**Aim of the exercise:** Reproduce the lines verbatim, from the beginning of the records up to and including the line that contains "x-tick-label: 2025 xyxy=(835,573,866,589)".
— BEGIN Stored rows —
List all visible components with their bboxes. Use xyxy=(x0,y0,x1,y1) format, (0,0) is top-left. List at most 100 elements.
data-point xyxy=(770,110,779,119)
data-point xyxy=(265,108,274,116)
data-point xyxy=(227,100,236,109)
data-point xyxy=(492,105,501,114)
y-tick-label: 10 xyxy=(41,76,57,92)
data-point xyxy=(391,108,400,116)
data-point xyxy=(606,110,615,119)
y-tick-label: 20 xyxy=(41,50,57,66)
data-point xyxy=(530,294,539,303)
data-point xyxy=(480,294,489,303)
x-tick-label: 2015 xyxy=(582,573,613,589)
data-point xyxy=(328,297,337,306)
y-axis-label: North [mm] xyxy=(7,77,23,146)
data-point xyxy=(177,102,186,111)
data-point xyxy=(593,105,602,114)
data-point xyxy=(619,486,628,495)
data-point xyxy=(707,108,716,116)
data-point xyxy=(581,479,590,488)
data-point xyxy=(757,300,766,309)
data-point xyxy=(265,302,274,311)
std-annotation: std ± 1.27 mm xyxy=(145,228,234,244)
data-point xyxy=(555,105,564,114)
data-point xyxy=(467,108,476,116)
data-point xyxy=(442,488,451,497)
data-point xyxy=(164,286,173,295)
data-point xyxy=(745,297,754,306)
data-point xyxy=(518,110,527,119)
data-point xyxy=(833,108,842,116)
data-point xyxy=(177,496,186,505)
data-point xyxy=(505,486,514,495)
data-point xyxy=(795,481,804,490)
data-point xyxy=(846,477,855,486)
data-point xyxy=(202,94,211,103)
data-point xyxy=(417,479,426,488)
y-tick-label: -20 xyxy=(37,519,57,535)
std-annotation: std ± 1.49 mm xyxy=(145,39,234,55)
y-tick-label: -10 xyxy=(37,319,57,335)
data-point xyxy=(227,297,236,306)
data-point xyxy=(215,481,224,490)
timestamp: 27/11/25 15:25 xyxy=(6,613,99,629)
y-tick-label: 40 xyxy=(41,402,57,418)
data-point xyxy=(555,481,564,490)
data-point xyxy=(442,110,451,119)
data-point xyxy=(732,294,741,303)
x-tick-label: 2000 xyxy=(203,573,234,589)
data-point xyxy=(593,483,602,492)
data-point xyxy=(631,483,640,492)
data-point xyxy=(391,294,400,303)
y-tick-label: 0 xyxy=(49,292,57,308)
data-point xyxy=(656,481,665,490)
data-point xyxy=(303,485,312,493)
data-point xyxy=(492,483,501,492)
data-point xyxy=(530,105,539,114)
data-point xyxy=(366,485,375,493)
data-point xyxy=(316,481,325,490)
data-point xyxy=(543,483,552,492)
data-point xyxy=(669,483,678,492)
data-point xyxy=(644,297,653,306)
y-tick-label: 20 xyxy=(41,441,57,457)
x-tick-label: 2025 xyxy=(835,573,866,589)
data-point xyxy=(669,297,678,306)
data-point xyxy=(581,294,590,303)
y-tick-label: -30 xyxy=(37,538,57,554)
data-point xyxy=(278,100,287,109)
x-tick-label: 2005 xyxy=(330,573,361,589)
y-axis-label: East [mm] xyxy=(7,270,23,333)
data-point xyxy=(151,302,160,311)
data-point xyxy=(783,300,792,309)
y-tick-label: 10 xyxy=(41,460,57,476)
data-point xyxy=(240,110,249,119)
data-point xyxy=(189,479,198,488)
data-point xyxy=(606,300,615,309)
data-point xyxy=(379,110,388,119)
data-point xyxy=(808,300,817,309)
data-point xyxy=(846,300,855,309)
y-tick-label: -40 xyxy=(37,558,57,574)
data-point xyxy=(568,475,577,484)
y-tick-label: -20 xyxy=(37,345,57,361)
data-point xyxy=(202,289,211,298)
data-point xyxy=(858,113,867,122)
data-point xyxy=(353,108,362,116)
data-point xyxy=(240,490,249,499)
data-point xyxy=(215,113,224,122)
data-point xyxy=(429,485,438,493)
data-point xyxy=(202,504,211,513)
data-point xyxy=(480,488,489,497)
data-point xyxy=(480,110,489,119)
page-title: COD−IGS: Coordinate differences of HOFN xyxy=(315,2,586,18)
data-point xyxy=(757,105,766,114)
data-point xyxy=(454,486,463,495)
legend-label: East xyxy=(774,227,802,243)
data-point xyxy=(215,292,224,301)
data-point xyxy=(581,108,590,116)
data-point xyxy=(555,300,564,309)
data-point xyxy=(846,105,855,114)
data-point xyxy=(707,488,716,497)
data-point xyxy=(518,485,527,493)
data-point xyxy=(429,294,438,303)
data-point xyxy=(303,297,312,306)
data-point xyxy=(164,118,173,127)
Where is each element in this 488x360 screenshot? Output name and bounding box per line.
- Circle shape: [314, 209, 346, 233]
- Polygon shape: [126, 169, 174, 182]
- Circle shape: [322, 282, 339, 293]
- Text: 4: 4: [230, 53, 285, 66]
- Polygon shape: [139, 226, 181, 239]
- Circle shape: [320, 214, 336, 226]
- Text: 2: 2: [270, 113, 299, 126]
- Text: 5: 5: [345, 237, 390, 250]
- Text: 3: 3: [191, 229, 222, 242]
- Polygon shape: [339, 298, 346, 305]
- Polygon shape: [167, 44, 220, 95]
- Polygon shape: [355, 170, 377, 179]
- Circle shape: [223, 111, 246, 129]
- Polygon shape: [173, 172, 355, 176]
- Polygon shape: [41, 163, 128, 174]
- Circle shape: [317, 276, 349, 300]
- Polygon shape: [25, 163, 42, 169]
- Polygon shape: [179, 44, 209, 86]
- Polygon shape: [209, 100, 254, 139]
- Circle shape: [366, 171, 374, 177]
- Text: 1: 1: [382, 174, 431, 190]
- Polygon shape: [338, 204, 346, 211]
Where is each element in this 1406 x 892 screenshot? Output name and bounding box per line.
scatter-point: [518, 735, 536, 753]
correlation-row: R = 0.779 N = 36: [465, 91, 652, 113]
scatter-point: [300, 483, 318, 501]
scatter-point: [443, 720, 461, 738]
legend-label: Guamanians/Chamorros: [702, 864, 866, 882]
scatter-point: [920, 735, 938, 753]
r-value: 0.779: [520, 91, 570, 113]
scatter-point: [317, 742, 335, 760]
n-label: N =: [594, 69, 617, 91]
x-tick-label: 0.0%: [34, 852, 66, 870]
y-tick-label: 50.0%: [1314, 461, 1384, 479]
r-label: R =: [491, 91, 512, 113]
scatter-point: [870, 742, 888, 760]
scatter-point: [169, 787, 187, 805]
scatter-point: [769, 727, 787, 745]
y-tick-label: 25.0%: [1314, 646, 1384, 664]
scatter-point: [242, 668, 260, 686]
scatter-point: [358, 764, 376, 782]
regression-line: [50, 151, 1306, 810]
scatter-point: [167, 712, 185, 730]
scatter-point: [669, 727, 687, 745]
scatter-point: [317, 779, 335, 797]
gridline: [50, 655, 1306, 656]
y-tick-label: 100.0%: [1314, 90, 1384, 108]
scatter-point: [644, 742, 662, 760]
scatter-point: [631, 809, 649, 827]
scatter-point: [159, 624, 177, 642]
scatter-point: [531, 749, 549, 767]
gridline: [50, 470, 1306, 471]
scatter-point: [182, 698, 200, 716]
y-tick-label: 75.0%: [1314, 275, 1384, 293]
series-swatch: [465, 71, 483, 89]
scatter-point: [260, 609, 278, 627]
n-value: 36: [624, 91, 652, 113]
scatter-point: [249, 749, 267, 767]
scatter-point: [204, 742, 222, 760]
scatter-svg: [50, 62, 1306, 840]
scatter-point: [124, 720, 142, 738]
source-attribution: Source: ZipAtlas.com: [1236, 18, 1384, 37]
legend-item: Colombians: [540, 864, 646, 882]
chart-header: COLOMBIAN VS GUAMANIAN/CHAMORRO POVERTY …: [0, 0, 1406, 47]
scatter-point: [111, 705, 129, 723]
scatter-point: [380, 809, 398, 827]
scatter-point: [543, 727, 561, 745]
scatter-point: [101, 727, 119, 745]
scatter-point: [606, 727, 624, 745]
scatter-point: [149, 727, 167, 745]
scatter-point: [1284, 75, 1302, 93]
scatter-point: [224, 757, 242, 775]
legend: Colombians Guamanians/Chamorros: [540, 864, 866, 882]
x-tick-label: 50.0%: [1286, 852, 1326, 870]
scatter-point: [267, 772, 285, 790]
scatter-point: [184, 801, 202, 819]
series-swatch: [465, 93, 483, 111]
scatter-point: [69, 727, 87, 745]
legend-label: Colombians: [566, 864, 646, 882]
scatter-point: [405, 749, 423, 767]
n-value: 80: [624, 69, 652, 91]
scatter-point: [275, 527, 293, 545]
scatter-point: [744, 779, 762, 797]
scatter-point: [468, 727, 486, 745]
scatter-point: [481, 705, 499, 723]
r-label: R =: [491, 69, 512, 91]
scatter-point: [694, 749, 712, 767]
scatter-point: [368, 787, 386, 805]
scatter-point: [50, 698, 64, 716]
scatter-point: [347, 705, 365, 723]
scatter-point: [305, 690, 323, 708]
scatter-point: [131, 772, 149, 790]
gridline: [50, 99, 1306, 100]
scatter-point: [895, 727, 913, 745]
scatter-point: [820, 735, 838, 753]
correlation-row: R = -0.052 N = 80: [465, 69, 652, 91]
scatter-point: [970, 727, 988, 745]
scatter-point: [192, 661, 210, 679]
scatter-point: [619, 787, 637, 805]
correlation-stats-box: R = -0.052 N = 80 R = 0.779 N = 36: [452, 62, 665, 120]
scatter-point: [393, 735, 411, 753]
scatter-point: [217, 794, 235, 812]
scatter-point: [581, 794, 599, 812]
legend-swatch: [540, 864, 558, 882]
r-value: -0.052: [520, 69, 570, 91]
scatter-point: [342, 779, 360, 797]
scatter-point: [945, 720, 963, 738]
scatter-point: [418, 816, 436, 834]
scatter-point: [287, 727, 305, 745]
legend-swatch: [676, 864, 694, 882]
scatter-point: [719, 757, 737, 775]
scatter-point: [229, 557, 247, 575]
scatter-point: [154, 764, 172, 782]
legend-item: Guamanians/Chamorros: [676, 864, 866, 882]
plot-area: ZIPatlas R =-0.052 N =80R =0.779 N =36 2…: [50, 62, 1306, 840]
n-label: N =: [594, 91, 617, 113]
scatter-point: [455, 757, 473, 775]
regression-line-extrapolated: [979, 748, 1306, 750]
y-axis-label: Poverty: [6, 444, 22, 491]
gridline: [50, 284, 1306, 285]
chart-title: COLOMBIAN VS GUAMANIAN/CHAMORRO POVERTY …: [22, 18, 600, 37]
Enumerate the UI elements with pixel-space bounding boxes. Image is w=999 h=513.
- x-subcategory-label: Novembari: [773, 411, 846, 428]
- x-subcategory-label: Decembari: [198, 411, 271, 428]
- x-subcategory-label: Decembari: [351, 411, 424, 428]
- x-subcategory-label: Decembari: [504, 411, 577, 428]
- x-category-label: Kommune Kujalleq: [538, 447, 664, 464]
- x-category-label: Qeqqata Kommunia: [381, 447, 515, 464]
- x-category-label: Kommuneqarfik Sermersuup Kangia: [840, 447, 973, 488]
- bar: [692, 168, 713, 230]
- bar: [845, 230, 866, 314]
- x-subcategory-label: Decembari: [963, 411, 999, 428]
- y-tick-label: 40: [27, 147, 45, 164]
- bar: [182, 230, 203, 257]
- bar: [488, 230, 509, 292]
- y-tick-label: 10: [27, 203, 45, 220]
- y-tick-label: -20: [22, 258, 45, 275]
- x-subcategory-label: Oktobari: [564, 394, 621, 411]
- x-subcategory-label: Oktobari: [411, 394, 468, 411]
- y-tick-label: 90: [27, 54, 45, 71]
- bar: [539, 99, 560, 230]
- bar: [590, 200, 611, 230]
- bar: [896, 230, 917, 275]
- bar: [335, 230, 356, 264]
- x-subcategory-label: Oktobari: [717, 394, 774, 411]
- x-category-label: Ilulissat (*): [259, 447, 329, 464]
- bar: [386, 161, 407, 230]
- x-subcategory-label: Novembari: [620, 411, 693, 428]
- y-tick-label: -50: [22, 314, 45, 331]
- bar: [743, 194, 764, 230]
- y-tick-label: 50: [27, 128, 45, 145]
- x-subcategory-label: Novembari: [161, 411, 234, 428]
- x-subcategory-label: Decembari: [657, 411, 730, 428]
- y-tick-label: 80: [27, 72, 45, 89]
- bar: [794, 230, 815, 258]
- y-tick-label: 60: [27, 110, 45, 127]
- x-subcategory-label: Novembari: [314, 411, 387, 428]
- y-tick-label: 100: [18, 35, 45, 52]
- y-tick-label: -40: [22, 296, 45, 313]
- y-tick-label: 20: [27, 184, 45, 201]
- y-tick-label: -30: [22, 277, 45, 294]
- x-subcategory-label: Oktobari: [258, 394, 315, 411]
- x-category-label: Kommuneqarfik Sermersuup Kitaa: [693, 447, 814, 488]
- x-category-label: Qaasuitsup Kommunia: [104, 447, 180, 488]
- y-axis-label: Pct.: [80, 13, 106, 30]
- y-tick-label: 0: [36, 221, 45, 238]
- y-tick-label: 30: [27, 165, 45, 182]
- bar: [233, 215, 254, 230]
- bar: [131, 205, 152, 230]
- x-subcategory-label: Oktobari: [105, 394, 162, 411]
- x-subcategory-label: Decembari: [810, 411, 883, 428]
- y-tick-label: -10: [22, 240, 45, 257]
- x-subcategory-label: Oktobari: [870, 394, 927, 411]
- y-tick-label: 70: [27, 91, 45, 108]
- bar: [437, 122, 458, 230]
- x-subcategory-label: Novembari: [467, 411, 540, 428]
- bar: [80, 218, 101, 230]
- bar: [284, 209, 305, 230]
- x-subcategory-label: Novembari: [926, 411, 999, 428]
— END Stored rows —
**Exercise output:**
List all visible components with their bboxes. Use xyxy=(x0,y0,x1,y1) format, (0,0) is top-left. List at most 100 elements.
data-point xyxy=(770,110,779,119)
data-point xyxy=(265,108,274,116)
data-point xyxy=(227,100,236,109)
data-point xyxy=(492,105,501,114)
y-tick-label: 10 xyxy=(41,76,57,92)
data-point xyxy=(391,108,400,116)
data-point xyxy=(606,110,615,119)
y-tick-label: 20 xyxy=(41,50,57,66)
data-point xyxy=(530,294,539,303)
data-point xyxy=(480,294,489,303)
x-tick-label: 2015 xyxy=(582,573,613,589)
data-point xyxy=(328,297,337,306)
y-axis-label: North [mm] xyxy=(7,77,23,146)
data-point xyxy=(177,102,186,111)
data-point xyxy=(593,105,602,114)
data-point xyxy=(619,486,628,495)
data-point xyxy=(707,108,716,116)
data-point xyxy=(581,479,590,488)
data-point xyxy=(757,300,766,309)
data-point xyxy=(265,302,274,311)
std-annotation: std ± 1.27 mm xyxy=(145,228,234,244)
data-point xyxy=(555,105,564,114)
data-point xyxy=(467,108,476,116)
data-point xyxy=(442,488,451,497)
data-point xyxy=(164,286,173,295)
data-point xyxy=(745,297,754,306)
data-point xyxy=(518,110,527,119)
data-point xyxy=(833,108,842,116)
data-point xyxy=(177,496,186,505)
data-point xyxy=(505,486,514,495)
data-point xyxy=(795,481,804,490)
data-point xyxy=(846,477,855,486)
data-point xyxy=(202,94,211,103)
data-point xyxy=(417,479,426,488)
y-tick-label: -20 xyxy=(37,519,57,535)
std-annotation: std ± 1.49 mm xyxy=(145,39,234,55)
y-tick-label: -10 xyxy=(37,319,57,335)
data-point xyxy=(227,297,236,306)
data-point xyxy=(215,481,224,490)
timestamp: 27/11/25 15:25 xyxy=(6,613,99,629)
y-tick-label: 40 xyxy=(41,402,57,418)
data-point xyxy=(555,481,564,490)
data-point xyxy=(442,110,451,119)
data-point xyxy=(732,294,741,303)
x-tick-label: 2000 xyxy=(203,573,234,589)
data-point xyxy=(593,483,602,492)
data-point xyxy=(631,483,640,492)
data-point xyxy=(391,294,400,303)
y-tick-label: 0 xyxy=(49,292,57,308)
data-point xyxy=(656,481,665,490)
data-point xyxy=(303,485,312,493)
data-point xyxy=(492,483,501,492)
data-point xyxy=(530,105,539,114)
data-point xyxy=(366,485,375,493)
data-point xyxy=(316,481,325,490)
data-point xyxy=(543,483,552,492)
data-point xyxy=(669,483,678,492)
data-point xyxy=(644,297,653,306)
y-tick-label: 20 xyxy=(41,441,57,457)
x-tick-label: 2025 xyxy=(835,573,866,589)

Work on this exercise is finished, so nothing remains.